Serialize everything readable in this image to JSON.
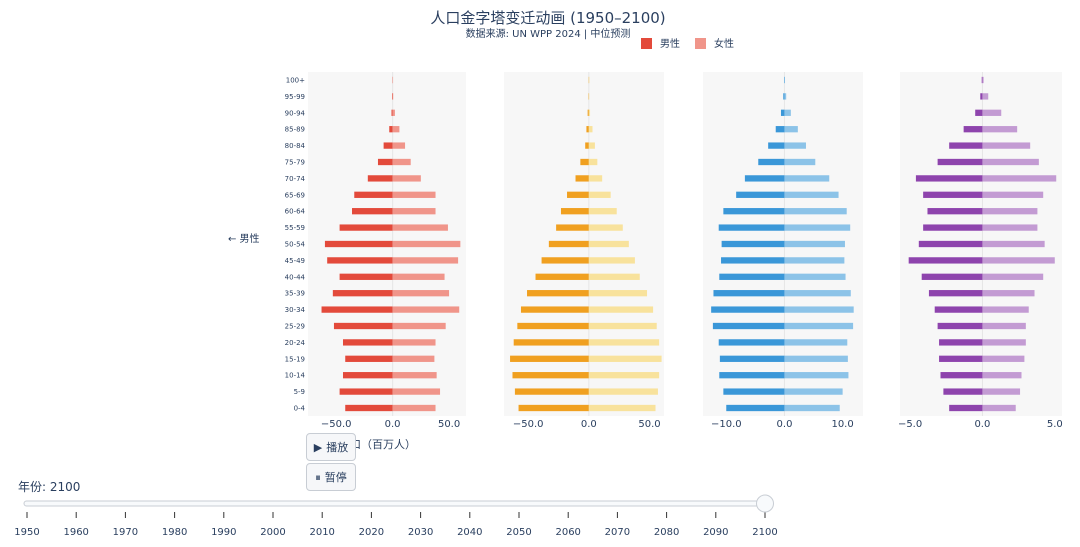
{
  "title": "人口金字塔变迁动画 (1950–2100)",
  "subtitle": "数据来源: UN WPP 2024 | 中位预测",
  "legend": {
    "male": "男性",
    "female": "女性"
  },
  "side_label": "← 男性",
  "xaxis_title": "口（百万人）",
  "controls": {
    "play_icon": "play-icon",
    "play_label": "播放",
    "pause_icon": "pause-icon",
    "pause_label": "暂停"
  },
  "slider": {
    "label": "年份: 2100",
    "ticks": [
      "1950",
      "1960",
      "1970",
      "1980",
      "1990",
      "2000",
      "2010",
      "2020",
      "2030",
      "2040",
      "2050",
      "2060",
      "2070",
      "2080",
      "2090",
      "2100"
    ],
    "current_index": 15,
    "track_color": "#c8cdd4"
  },
  "chart_data": [
    {
      "type": "bar",
      "orientation": "horizontal",
      "age_groups": [
        "0-4",
        "5-9",
        "10-14",
        "15-19",
        "20-24",
        "25-29",
        "30-34",
        "35-39",
        "40-44",
        "45-49",
        "50-54",
        "55-59",
        "60-64",
        "65-69",
        "70-74",
        "75-79",
        "80-84",
        "85-89",
        "90-94",
        "95-99",
        "100+"
      ],
      "xlim": [
        -75,
        65
      ],
      "xticks": [
        -50,
        0,
        50
      ],
      "xtick_labels": [
        "−50.0",
        "0.0",
        "50.0"
      ],
      "colors": {
        "male": "#e34a3b",
        "female": "#f0958a"
      },
      "series": [
        {
          "name": "男性",
          "values": [
            -42,
            -47,
            -44,
            -42,
            -44,
            -52,
            -63,
            -53,
            -47,
            -58,
            -60,
            -47,
            -36,
            -34,
            -22,
            -13,
            -8,
            -3,
            -1,
            -0.5,
            -0.1
          ]
        },
        {
          "name": "女性",
          "values": [
            38,
            42,
            39,
            37,
            38,
            47,
            59,
            50,
            46,
            58,
            60,
            49,
            38,
            38,
            25,
            16,
            11,
            6,
            2,
            0.5,
            0.1
          ]
        }
      ]
    },
    {
      "type": "bar",
      "orientation": "horizontal",
      "age_groups": [
        "0-4",
        "5-9",
        "10-14",
        "15-19",
        "20-24",
        "25-29",
        "30-34",
        "35-39",
        "40-44",
        "45-49",
        "50-54",
        "55-59",
        "60-64",
        "65-69",
        "70-74",
        "75-79",
        "80-84",
        "85-89",
        "90-94",
        "95-99",
        "100+"
      ],
      "xlim": [
        -70,
        62
      ],
      "xticks": [
        -50,
        0,
        50
      ],
      "xtick_labels": [
        "−50.0",
        "0.0",
        "50.0"
      ],
      "colors": {
        "male": "#f0a020",
        "female": "#f8e29c"
      },
      "series": [
        {
          "name": "男性",
          "values": [
            -58,
            -61,
            -63,
            -65,
            -62,
            -59,
            -56,
            -51,
            -44,
            -39,
            -33,
            -27,
            -23,
            -18,
            -11,
            -7,
            -3,
            -2,
            -1,
            -0.3,
            -0.1
          ]
        },
        {
          "name": "女性",
          "values": [
            55,
            57,
            58,
            60,
            58,
            56,
            53,
            48,
            42,
            38,
            33,
            28,
            23,
            18,
            11,
            7,
            5,
            3,
            1,
            0.3,
            0.1
          ]
        }
      ]
    },
    {
      "type": "bar",
      "orientation": "horizontal",
      "age_groups": [
        "0-4",
        "5-9",
        "10-14",
        "15-19",
        "20-24",
        "25-29",
        "30-34",
        "35-39",
        "40-44",
        "45-49",
        "50-54",
        "55-59",
        "60-64",
        "65-69",
        "70-74",
        "75-79",
        "80-84",
        "85-89",
        "90-94",
        "95-99",
        "100+"
      ],
      "xlim": [
        -14,
        13.5
      ],
      "xticks": [
        -10,
        0,
        10
      ],
      "xtick_labels": [
        "−10.0",
        "0.0",
        "10.0"
      ],
      "colors": {
        "male": "#3a97d8",
        "female": "#8cc3e8"
      },
      "series": [
        {
          "name": "男性",
          "values": [
            -10.0,
            -10.5,
            -11.2,
            -11.1,
            -11.3,
            -12.3,
            -12.6,
            -12.2,
            -11.2,
            -10.9,
            -10.8,
            -11.3,
            -10.5,
            -8.3,
            -6.8,
            -4.5,
            -2.8,
            -1.5,
            -0.6,
            -0.2,
            -0.05
          ]
        },
        {
          "name": "女性",
          "values": [
            9.5,
            10.0,
            11.0,
            10.9,
            10.8,
            11.8,
            11.9,
            11.4,
            10.5,
            10.3,
            10.4,
            11.3,
            10.7,
            9.3,
            7.7,
            5.3,
            3.7,
            2.3,
            1.1,
            0.3,
            0.08
          ]
        }
      ]
    },
    {
      "type": "bar",
      "orientation": "horizontal",
      "age_groups": [
        "0-4",
        "5-9",
        "10-14",
        "15-19",
        "20-24",
        "25-29",
        "30-34",
        "35-39",
        "40-44",
        "45-49",
        "50-54",
        "55-59",
        "60-64",
        "65-69",
        "70-74",
        "75-79",
        "80-84",
        "85-89",
        "90-94",
        "95-99",
        "100+"
      ],
      "xlim": [
        -5.7,
        5.5
      ],
      "xticks": [
        -5,
        0,
        5
      ],
      "xtick_labels": [
        "−5.0",
        "0.0",
        "5.0"
      ],
      "colors": {
        "male": "#8e44ad",
        "female": "#c39bd3"
      },
      "series": [
        {
          "name": "男性",
          "values": [
            -2.3,
            -2.7,
            -2.9,
            -3.0,
            -3.0,
            -3.1,
            -3.3,
            -3.7,
            -4.2,
            -5.1,
            -4.4,
            -4.1,
            -3.8,
            -4.1,
            -4.6,
            -3.1,
            -2.3,
            -1.3,
            -0.5,
            -0.15,
            -0.05
          ]
        },
        {
          "name": "女性",
          "values": [
            2.3,
            2.6,
            2.7,
            2.9,
            3.0,
            3.0,
            3.2,
            3.6,
            4.2,
            5.0,
            4.3,
            3.8,
            3.8,
            4.2,
            5.1,
            3.9,
            3.3,
            2.4,
            1.3,
            0.4,
            0.08
          ]
        }
      ]
    }
  ]
}
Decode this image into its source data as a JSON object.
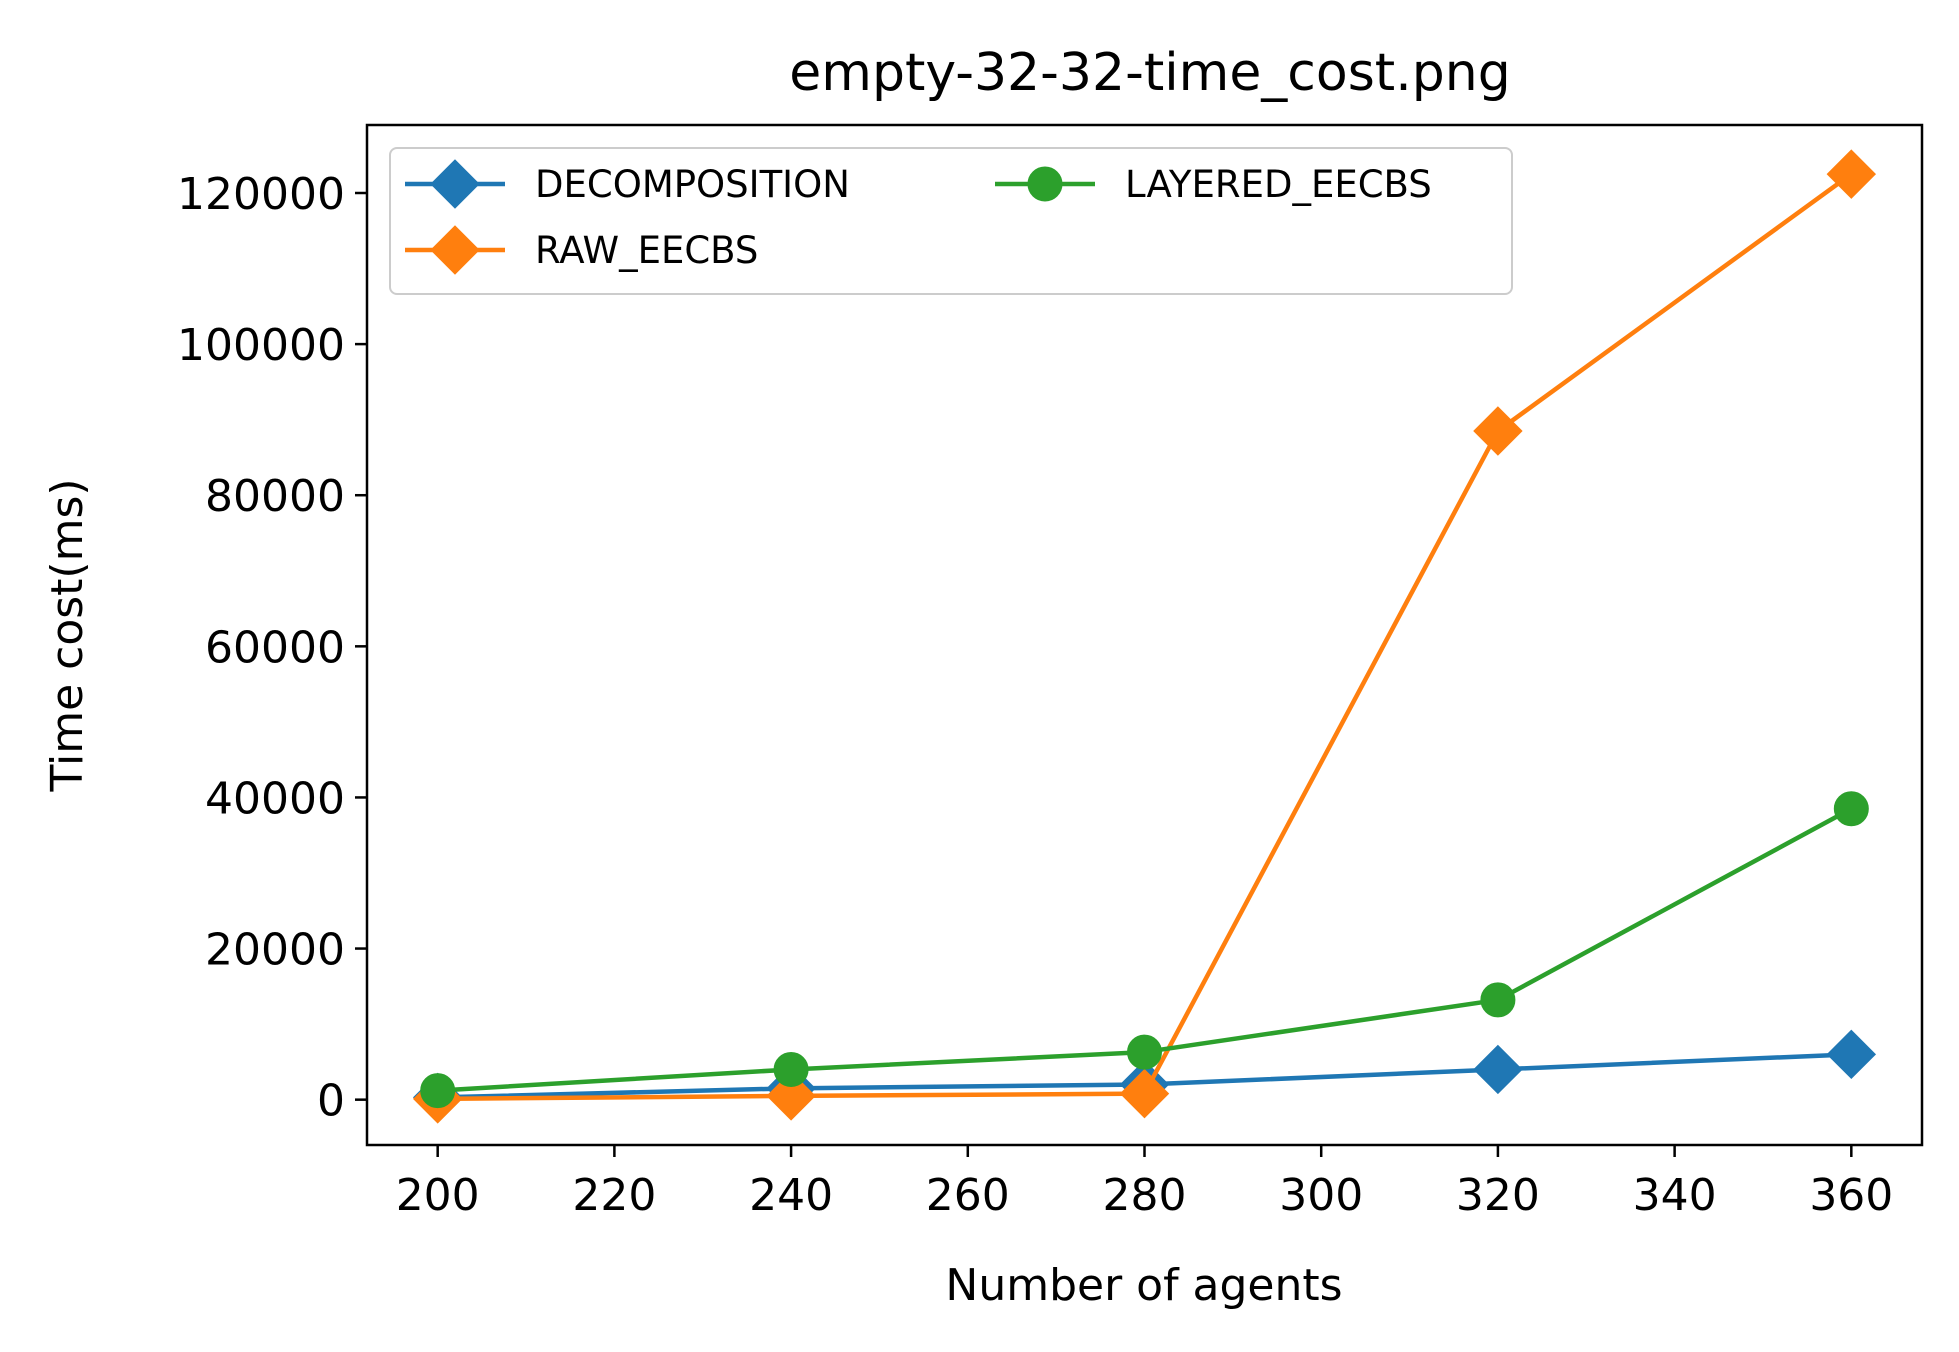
{
  "chart_data": {
    "type": "line",
    "title": "empty-32-32-time_cost.png",
    "xlabel": "Number of agents",
    "ylabel": "Time cost(ms)",
    "x": [
      200,
      240,
      280,
      320,
      360
    ],
    "xlim": [
      192,
      368
    ],
    "ylim": [
      -6000,
      129000
    ],
    "xticks": [
      200,
      220,
      240,
      260,
      280,
      300,
      320,
      340,
      360
    ],
    "yticks": [
      0,
      20000,
      40000,
      60000,
      80000,
      100000,
      120000
    ],
    "grid": false,
    "legend": {
      "placement": "top-left",
      "columns": 2
    },
    "series": [
      {
        "name": "DECOMPOSITION",
        "color": "#1f77b4",
        "marker": "diamond",
        "values": [
          300,
          1500,
          2000,
          4000,
          6000
        ]
      },
      {
        "name": "RAW_EECBS",
        "color": "#ff7f0e",
        "marker": "diamond",
        "values": [
          100,
          500,
          800,
          88500,
          122500
        ]
      },
      {
        "name": "LAYERED_EECBS",
        "color": "#2ca02c",
        "marker": "circle",
        "values": [
          1200,
          4000,
          6300,
          13200,
          38500
        ]
      }
    ]
  }
}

-*-*-

* _Problem statement_: Every entry above should be duplicated exactly. Do not include the images.

* _Expected output_:
Serialize everything readable in this image to JSON.
{
  "title": "人口金字塔变迁动画 (1950–2100)",
  "subtitle": "数据来源: UN WPP 2024 | 中位预测",
  "legend": {
    "male": "男性",
    "female": "女性"
  },
  "side_label": "← 男性",
  "xaxis_title": "口（百万人）",
  "controls": {
    "play_icon": "play-icon",
    "play_label": "播放",
    "pause_icon": "pause-icon",
    "pause_label": "暂停"
  },
  "slider": {
    "label": "年份: 2100",
    "ticks": [
      "1950",
      "1960",
      "1970",
      "1980",
      "1990",
      "2000",
      "2010",
      "2020",
      "2030",
      "2040",
      "2050",
      "2060",
      "2070",
      "2080",
      "2090",
      "2100"
    ],
    "current_index": 15,
    "track_color": "#c8cdd4"
  },
  "chart_data": [
    {
      "type": "bar",
      "orientation": "horizontal",
      "age_groups": [
        "0-4",
        "5-9",
        "10-14",
        "15-19",
        "20-24",
        "25-29",
        "30-34",
        "35-39",
        "40-44",
        "45-49",
        "50-54",
        "55-59",
        "60-64",
        "65-69",
        "70-74",
        "75-79",
        "80-84",
        "85-89",
        "90-94",
        "95-99",
        "100+"
      ],
      "xlim": [
        -75,
        65
      ],
      "xticks": [
        -50,
        0,
        50
      ],
      "xtick_labels": [
        "−50.0",
        "0.0",
        "50.0"
      ],
      "colors": {
        "male": "#e34a3b",
        "female": "#f0958a"
      },
      "series": [
        {
          "name": "男性",
          "values": [
            -42,
            -47,
            -44,
            -42,
            -44,
            -52,
            -63,
            -53,
            -47,
            -58,
            -60,
            -47,
            -36,
            -34,
            -22,
            -13,
            -8,
            -3,
            -1,
            -0.5,
            -0.1
          ]
        },
        {
          "name": "女性",
          "values": [
            38,
            42,
            39,
            37,
            38,
            47,
            59,
            50,
            46,
            58,
            60,
            49,
            38,
            38,
            25,
            16,
            11,
            6,
            2,
            0.5,
            0.1
          ]
        }
      ]
    },
    {
      "type": "bar",
      "orientation": "horizontal",
      "age_groups": [
        "0-4",
        "5-9",
        "10-14",
        "15-19",
        "20-24",
        "25-29",
        "30-34",
        "35-39",
        "40-44",
        "45-49",
        "50-54",
        "55-59",
        "60-64",
        "65-69",
        "70-74",
        "75-79",
        "80-84",
        "85-89",
        "90-94",
        "95-99",
        "100+"
      ],
      "xlim": [
        -70,
        62
      ],
      "xticks": [
        -50,
        0,
        50
      ],
      "xtick_labels": [
        "−50.0",
        "0.0",
        "50.0"
      ],
      "colors": {
        "male": "#f0a020",
        "female": "#f8e29c"
      },
      "series": [
        {
          "name": "男性",
          "values": [
            -58,
            -61,
            -63,
            -65,
            -62,
            -59,
            -56,
            -51,
            -44,
            -39,
            -33,
            -27,
            -23,
            -18,
            -11,
            -7,
            -3,
            -2,
            -1,
            -0.3,
            -0.1
          ]
        },
        {
          "name": "女性",
          "values": [
            55,
            57,
            58,
            60,
            58,
            56,
            53,
            48,
            42,
            38,
            33,
            28,
            23,
            18,
            11,
            7,
            5,
            3,
            1,
            0.3,
            0.1
          ]
        }
      ]
    },
    {
      "type": "bar",
      "orientation": "horizontal",
      "age_groups": [
        "0-4",
        "5-9",
        "10-14",
        "15-19",
        "20-24",
        "25-29",
        "30-34",
        "35-39",
        "40-44",
        "45-49",
        "50-54",
        "55-59",
        "60-64",
        "65-69",
        "70-74",
        "75-79",
        "80-84",
        "85-89",
        "90-94",
        "95-99",
        "100+"
      ],
      "xlim": [
        -14,
        13.5
      ],
      "xticks": [
        -10,
        0,
        10
      ],
      "xtick_labels": [
        "−10.0",
        "0.0",
        "10.0"
      ],
      "colors": {
        "male": "#3a97d8",
        "female": "#8cc3e8"
      },
      "series": [
        {
          "name": "男性",
          "values": [
            -10.0,
            -10.5,
            -11.2,
            -11.1,
            -11.3,
            -12.3,
            -12.6,
            -12.2,
            -11.2,
            -10.9,
            -10.8,
            -11.3,
            -10.5,
            -8.3,
            -6.8,
            -4.5,
            -2.8,
            -1.5,
            -0.6,
            -0.2,
            -0.05
          ]
        },
        {
          "name": "女性",
          "values": [
            9.5,
            10.0,
            11.0,
            10.9,
            10.8,
            11.8,
            11.9,
            11.4,
            10.5,
            10.3,
            10.4,
            11.3,
            10.7,
            9.3,
            7.7,
            5.3,
            3.7,
            2.3,
            1.1,
            0.3,
            0.08
          ]
        }
      ]
    },
    {
      "type": "bar",
      "orientation": "horizontal",
      "age_groups": [
        "0-4",
        "5-9",
        "10-14",
        "15-19",
        "20-24",
        "25-29",
        "30-34",
        "35-39",
        "40-44",
        "45-49",
        "50-54",
        "55-59",
        "60-64",
        "65-69",
        "70-74",
        "75-79",
        "80-84",
        "85-89",
        "90-94",
        "95-99",
        "100+"
      ],
      "xlim": [
        -5.7,
        5.5
      ],
      "xticks": [
        -5,
        0,
        5
      ],
      "xtick_labels": [
        "−5.0",
        "0.0",
        "5.0"
      ],
      "colors": {
        "male": "#8e44ad",
        "female": "#c39bd3"
      },
      "series": [
        {
          "name": "男性",
          "values": [
            -2.3,
            -2.7,
            -2.9,
            -3.0,
            -3.0,
            -3.1,
            -3.3,
            -3.7,
            -4.2,
            -5.1,
            -4.4,
            -4.1,
            -3.8,
            -4.1,
            -4.6,
            -3.1,
            -2.3,
            -1.3,
            -0.5,
            -0.15,
            -0.05
          ]
        },
        {
          "name": "女性",
          "values": [
            2.3,
            2.6,
            2.7,
            2.9,
            3.0,
            3.0,
            3.2,
            3.6,
            4.2,
            5.0,
            4.3,
            3.8,
            3.8,
            4.2,
            5.1,
            3.9,
            3.3,
            2.4,
            1.3,
            0.4,
            0.08
          ]
        }
      ]
    }
  ]
}
Decode this image into its source data as a JSON object.
{
  "chart_data": {
    "type": "line",
    "title": "empty-32-32-time_cost.png",
    "xlabel": "Number of agents",
    "ylabel": "Time cost(ms)",
    "x": [
      200,
      240,
      280,
      320,
      360
    ],
    "xlim": [
      192,
      368
    ],
    "ylim": [
      -6000,
      129000
    ],
    "xticks": [
      200,
      220,
      240,
      260,
      280,
      300,
      320,
      340,
      360
    ],
    "yticks": [
      0,
      20000,
      40000,
      60000,
      80000,
      100000,
      120000
    ],
    "grid": false,
    "legend": {
      "placement": "top-left",
      "columns": 2
    },
    "series": [
      {
        "name": "DECOMPOSITION",
        "color": "#1f77b4",
        "marker": "diamond",
        "values": [
          300,
          1500,
          2000,
          4000,
          6000
        ]
      },
      {
        "name": "RAW_EECBS",
        "color": "#ff7f0e",
        "marker": "diamond",
        "values": [
          100,
          500,
          800,
          88500,
          122500
        ]
      },
      {
        "name": "LAYERED_EECBS",
        "color": "#2ca02c",
        "marker": "circle",
        "values": [
          1200,
          4000,
          6300,
          13200,
          38500
        ]
      }
    ]
  }
}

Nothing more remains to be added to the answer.